TASK DESCRIPTION. Search the records that follow and extract every line containing the string "JSON".
========
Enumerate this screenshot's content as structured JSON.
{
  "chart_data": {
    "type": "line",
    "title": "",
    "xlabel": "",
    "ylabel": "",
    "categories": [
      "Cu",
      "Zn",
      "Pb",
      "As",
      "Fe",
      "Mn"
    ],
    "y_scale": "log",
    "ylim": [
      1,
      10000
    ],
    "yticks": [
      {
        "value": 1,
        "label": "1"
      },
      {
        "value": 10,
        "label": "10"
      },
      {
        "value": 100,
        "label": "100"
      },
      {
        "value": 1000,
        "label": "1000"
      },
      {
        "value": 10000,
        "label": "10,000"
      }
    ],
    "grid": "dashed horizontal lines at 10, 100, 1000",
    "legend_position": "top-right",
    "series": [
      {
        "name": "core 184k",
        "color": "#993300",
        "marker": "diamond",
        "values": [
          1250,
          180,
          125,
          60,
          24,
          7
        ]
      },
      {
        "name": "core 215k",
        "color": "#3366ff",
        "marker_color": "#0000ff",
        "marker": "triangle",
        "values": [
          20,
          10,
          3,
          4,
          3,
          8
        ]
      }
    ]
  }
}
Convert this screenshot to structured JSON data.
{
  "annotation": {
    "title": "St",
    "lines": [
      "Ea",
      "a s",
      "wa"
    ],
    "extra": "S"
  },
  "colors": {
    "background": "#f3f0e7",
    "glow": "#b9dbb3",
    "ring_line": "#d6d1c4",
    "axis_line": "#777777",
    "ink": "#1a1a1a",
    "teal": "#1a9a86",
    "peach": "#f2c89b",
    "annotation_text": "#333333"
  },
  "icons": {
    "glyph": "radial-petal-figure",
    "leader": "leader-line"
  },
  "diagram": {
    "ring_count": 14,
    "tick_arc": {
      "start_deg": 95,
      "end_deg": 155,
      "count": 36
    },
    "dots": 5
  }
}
========
PROBLEM SOLUTION.
Enumerate this screenshot's content as structured JSON.
Convert this screenshot to structured JSON data.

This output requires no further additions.